- **WORK INSTRUCTIONS**:
Below are records to transcribe exactly, without their pictures.

- **MATERIAL PROVIDED**:
-.-.-
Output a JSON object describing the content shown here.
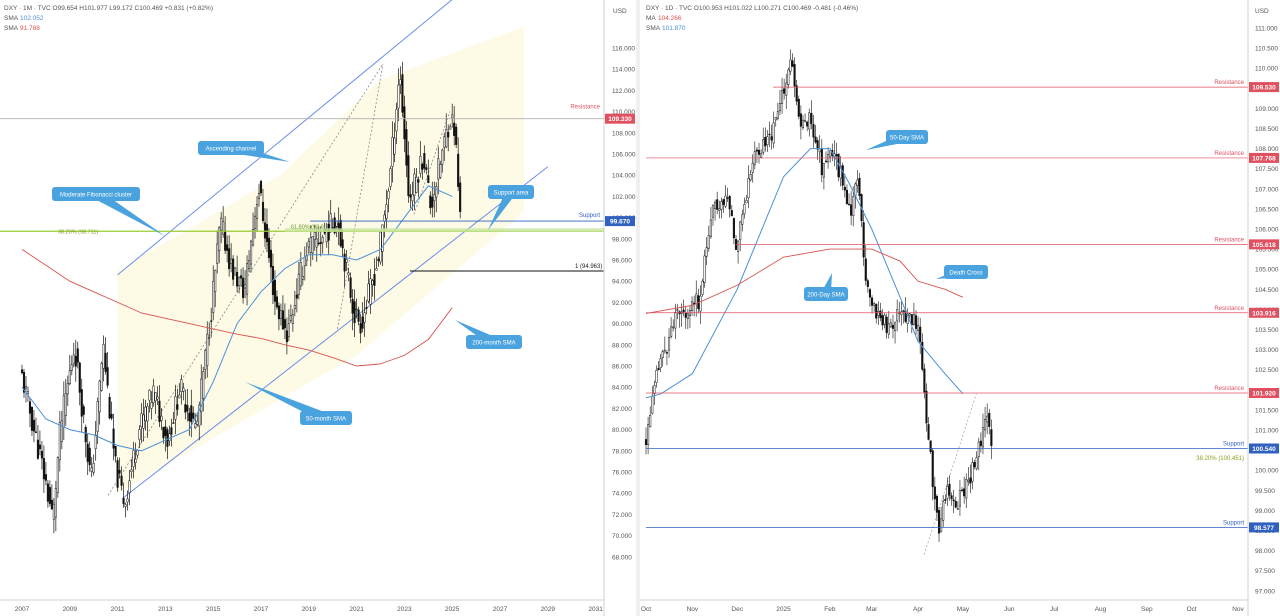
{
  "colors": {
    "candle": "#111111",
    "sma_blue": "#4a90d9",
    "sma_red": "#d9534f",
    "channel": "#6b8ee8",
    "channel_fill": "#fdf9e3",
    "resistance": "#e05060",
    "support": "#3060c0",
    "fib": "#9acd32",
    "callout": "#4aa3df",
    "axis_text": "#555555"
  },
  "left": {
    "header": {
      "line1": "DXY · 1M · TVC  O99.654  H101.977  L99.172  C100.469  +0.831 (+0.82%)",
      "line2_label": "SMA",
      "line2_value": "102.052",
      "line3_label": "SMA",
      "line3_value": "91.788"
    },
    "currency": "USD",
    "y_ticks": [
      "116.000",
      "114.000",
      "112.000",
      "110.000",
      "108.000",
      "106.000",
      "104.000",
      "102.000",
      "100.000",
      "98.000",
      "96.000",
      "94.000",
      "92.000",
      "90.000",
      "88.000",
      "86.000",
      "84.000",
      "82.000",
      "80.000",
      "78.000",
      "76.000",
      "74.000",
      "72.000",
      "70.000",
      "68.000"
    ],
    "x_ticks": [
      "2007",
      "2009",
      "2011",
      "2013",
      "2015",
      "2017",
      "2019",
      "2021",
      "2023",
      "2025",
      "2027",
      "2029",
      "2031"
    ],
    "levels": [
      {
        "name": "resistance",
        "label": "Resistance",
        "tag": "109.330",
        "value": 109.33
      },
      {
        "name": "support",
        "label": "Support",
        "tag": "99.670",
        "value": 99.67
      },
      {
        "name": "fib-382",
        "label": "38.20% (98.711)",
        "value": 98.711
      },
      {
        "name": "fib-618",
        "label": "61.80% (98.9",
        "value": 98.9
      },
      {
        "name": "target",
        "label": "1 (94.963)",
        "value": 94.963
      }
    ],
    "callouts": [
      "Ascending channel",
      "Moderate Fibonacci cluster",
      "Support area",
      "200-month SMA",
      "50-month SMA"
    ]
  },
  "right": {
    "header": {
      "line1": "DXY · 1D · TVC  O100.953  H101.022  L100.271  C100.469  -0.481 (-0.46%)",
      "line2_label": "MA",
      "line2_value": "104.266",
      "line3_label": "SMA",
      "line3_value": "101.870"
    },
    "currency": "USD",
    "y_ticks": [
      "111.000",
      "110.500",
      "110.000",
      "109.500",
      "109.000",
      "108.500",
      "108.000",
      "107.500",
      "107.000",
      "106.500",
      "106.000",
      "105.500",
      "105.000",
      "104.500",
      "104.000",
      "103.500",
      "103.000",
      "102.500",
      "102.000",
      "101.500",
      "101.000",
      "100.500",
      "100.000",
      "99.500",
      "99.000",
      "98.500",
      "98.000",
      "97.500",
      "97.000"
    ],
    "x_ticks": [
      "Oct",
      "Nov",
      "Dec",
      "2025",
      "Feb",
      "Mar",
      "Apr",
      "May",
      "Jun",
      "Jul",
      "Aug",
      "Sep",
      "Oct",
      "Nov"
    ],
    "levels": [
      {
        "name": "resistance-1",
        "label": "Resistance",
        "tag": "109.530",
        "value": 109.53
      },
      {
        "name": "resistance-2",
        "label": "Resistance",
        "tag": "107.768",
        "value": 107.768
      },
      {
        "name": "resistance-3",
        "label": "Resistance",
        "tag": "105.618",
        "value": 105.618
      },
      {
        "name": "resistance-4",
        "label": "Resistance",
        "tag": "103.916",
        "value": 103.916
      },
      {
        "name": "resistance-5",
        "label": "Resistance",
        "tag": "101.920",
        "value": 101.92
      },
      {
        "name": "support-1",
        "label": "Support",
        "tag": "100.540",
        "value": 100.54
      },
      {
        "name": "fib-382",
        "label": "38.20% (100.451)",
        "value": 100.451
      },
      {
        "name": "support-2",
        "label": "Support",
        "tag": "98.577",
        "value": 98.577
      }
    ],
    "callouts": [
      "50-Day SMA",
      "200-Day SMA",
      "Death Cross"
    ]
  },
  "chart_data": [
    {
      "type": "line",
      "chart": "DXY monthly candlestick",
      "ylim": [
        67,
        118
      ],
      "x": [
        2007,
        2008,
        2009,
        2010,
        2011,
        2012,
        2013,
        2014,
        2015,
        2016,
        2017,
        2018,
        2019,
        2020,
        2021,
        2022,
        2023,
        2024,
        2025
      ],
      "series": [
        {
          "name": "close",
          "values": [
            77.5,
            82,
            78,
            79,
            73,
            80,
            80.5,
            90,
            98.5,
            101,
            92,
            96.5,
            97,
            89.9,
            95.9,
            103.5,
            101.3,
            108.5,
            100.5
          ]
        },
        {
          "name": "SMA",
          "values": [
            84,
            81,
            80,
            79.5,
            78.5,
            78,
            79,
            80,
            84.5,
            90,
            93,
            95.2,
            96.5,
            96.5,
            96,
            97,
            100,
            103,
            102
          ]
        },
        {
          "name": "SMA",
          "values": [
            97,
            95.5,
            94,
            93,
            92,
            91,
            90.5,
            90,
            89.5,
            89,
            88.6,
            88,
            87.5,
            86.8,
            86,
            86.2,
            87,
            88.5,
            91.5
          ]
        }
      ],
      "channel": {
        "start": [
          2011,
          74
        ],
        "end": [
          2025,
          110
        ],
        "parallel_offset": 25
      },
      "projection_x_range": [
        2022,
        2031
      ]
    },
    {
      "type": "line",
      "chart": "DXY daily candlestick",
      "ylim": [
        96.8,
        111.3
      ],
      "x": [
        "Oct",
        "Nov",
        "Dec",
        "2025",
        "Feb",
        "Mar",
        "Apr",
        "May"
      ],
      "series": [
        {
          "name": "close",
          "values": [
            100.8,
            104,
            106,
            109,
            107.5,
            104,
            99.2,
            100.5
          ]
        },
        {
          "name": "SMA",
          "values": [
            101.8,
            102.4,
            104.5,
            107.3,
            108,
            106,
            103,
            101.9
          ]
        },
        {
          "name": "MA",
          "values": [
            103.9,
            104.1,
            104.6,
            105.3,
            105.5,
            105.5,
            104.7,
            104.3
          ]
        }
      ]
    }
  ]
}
-.-.-
- **TASK SOLUTION**:
Output a JSON object describing the content shown here.
{
  "colors": {
    "candle": "#111111",
    "sma_blue": "#4a90d9",
    "sma_red": "#d9534f",
    "channel": "#6b8ee8",
    "channel_fill": "#fdf9e3",
    "resistance": "#e05060",
    "support": "#3060c0",
    "fib": "#9acd32",
    "callout": "#4aa3df",
    "axis_text": "#555555"
  },
  "left": {
    "header": {
      "line1": "DXY · 1M · TVC  O99.654  H101.977  L99.172  C100.469  +0.831 (+0.82%)",
      "line2_label": "SMA",
      "line2_value": "102.052",
      "line3_label": "SMA",
      "line3_value": "91.788"
    },
    "currency": "USD",
    "y_ticks": [
      "116.000",
      "114.000",
      "112.000",
      "110.000",
      "108.000",
      "106.000",
      "104.000",
      "102.000",
      "100.000",
      "98.000",
      "96.000",
      "94.000",
      "92.000",
      "90.000",
      "88.000",
      "86.000",
      "84.000",
      "82.000",
      "80.000",
      "78.000",
      "76.000",
      "74.000",
      "72.000",
      "70.000",
      "68.000"
    ],
    "x_ticks": [
      "2007",
      "2009",
      "2011",
      "2013",
      "2015",
      "2017",
      "2019",
      "2021",
      "2023",
      "2025",
      "2027",
      "2029",
      "2031"
    ],
    "levels": [
      {
        "name": "resistance",
        "label": "Resistance",
        "tag": "109.330",
        "value": 109.33
      },
      {
        "name": "support",
        "label": "Support",
        "tag": "99.670",
        "value": 99.67
      },
      {
        "name": "fib-382",
        "label": "38.20% (98.711)",
        "value": 98.711
      },
      {
        "name": "fib-618",
        "label": "61.80% (98.9",
        "value": 98.9
      },
      {
        "name": "target",
        "label": "1 (94.963)",
        "value": 94.963
      }
    ],
    "callouts": [
      "Ascending channel",
      "Moderate Fibonacci cluster",
      "Support area",
      "200-month SMA",
      "50-month SMA"
    ]
  },
  "right": {
    "header": {
      "line1": "DXY · 1D · TVC  O100.953  H101.022  L100.271  C100.469  -0.481 (-0.46%)",
      "line2_label": "MA",
      "line2_value": "104.266",
      "line3_label": "SMA",
      "line3_value": "101.870"
    },
    "currency": "USD",
    "y_ticks": [
      "111.000",
      "110.500",
      "110.000",
      "109.500",
      "109.000",
      "108.500",
      "108.000",
      "107.500",
      "107.000",
      "106.500",
      "106.000",
      "105.500",
      "105.000",
      "104.500",
      "104.000",
      "103.500",
      "103.000",
      "102.500",
      "102.000",
      "101.500",
      "101.000",
      "100.500",
      "100.000",
      "99.500",
      "99.000",
      "98.500",
      "98.000",
      "97.500",
      "97.000"
    ],
    "x_ticks": [
      "Oct",
      "Nov",
      "Dec",
      "2025",
      "Feb",
      "Mar",
      "Apr",
      "May",
      "Jun",
      "Jul",
      "Aug",
      "Sep",
      "Oct",
      "Nov"
    ],
    "levels": [
      {
        "name": "resistance-1",
        "label": "Resistance",
        "tag": "109.530",
        "value": 109.53
      },
      {
        "name": "resistance-2",
        "label": "Resistance",
        "tag": "107.768",
        "value": 107.768
      },
      {
        "name": "resistance-3",
        "label": "Resistance",
        "tag": "105.618",
        "value": 105.618
      },
      {
        "name": "resistance-4",
        "label": "Resistance",
        "tag": "103.916",
        "value": 103.916
      },
      {
        "name": "resistance-5",
        "label": "Resistance",
        "tag": "101.920",
        "value": 101.92
      },
      {
        "name": "support-1",
        "label": "Support",
        "tag": "100.540",
        "value": 100.54
      },
      {
        "name": "fib-382",
        "label": "38.20% (100.451)",
        "value": 100.451
      },
      {
        "name": "support-2",
        "label": "Support",
        "tag": "98.577",
        "value": 98.577
      }
    ],
    "callouts": [
      "50-Day SMA",
      "200-Day SMA",
      "Death Cross"
    ]
  },
  "chart_data": [
    {
      "type": "line",
      "chart": "DXY monthly candlestick",
      "ylim": [
        67,
        118
      ],
      "x": [
        2007,
        2008,
        2009,
        2010,
        2011,
        2012,
        2013,
        2014,
        2015,
        2016,
        2017,
        2018,
        2019,
        2020,
        2021,
        2022,
        2023,
        2024,
        2025
      ],
      "series": [
        {
          "name": "close",
          "values": [
            77.5,
            82,
            78,
            79,
            73,
            80,
            80.5,
            90,
            98.5,
            101,
            92,
            96.5,
            97,
            89.9,
            95.9,
            103.5,
            101.3,
            108.5,
            100.5
          ]
        },
        {
          "name": "SMA",
          "values": [
            84,
            81,
            80,
            79.5,
            78.5,
            78,
            79,
            80,
            84.5,
            90,
            93,
            95.2,
            96.5,
            96.5,
            96,
            97,
            100,
            103,
            102
          ]
        },
        {
          "name": "SMA",
          "values": [
            97,
            95.5,
            94,
            93,
            92,
            91,
            90.5,
            90,
            89.5,
            89,
            88.6,
            88,
            87.5,
            86.8,
            86,
            86.2,
            87,
            88.5,
            91.5
          ]
        }
      ],
      "channel": {
        "start": [
          2011,
          74
        ],
        "end": [
          2025,
          110
        ],
        "parallel_offset": 25
      },
      "projection_x_range": [
        2022,
        2031
      ]
    },
    {
      "type": "line",
      "chart": "DXY daily candlestick",
      "ylim": [
        96.8,
        111.3
      ],
      "x": [
        "Oct",
        "Nov",
        "Dec",
        "2025",
        "Feb",
        "Mar",
        "Apr",
        "May"
      ],
      "series": [
        {
          "name": "close",
          "values": [
            100.8,
            104,
            106,
            109,
            107.5,
            104,
            99.2,
            100.5
          ]
        },
        {
          "name": "SMA",
          "values": [
            101.8,
            102.4,
            104.5,
            107.3,
            108,
            106,
            103,
            101.9
          ]
        },
        {
          "name": "MA",
          "values": [
            103.9,
            104.1,
            104.6,
            105.3,
            105.5,
            105.5,
            104.7,
            104.3
          ]
        }
      ]
    }
  ]
}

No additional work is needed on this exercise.